**The request:**
Every entry that follows needs to be repeated exactly.

□ □ □ □ □

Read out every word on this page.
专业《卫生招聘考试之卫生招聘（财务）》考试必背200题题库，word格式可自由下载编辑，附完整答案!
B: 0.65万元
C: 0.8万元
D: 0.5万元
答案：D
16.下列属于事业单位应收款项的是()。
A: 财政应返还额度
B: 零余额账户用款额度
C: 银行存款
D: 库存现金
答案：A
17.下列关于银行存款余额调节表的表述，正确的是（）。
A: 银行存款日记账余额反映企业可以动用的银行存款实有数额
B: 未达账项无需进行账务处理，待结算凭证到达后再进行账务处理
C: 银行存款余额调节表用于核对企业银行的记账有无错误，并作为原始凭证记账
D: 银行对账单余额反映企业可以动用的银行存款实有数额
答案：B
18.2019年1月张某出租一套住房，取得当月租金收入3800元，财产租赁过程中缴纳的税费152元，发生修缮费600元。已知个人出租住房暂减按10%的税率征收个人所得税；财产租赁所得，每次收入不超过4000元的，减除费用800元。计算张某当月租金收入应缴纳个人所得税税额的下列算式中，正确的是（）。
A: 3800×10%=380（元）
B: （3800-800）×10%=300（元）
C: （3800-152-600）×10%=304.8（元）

□ □ □ □ □

**Complete output:**
Read out every word on this page.
专业《卫生招聘考试之卫生招聘（财务）》考试必背200题题库，word格式可自由下载编辑，附完整答案!
B: 0.65万元
C: 0.8万元
D: 0.5万元
答案：D
16.下列属于事业单位应收款项的是()。
A: 财政应返还额度
B: 零余额账户用款额度
C: 银行存款
D: 库存现金
答案：A
17.下列关于银行存款余额调节表的表述，正确的是（）。
A: 银行存款日记账余额反映企业可以动用的银行存款实有数额
B: 未达账项无需进行账务处理，待结算凭证到达后再进行账务处理
C: 银行存款余额调节表用于核对企业银行的记账有无错误，并作为原始凭证记账
D: 银行对账单余额反映企业可以动用的银行存款实有数额
答案：B
18.2019年1月张某出租一套住房，取得当月租金收入3800元，财产租赁过程中缴纳的税费152元，发生修缮费600元。已知个人出租住房暂减按10%的税率征收个人所得税；财产租赁所得，每次收入不超过4000元的，减除费用800元。计算张某当月租金收入应缴纳个人所得税税额的下列算式中，正确的是（）。
A: 3800×10%=380（元）
B: （3800-800）×10%=300（元）
C: （3800-152-600）×10%=304.8（元）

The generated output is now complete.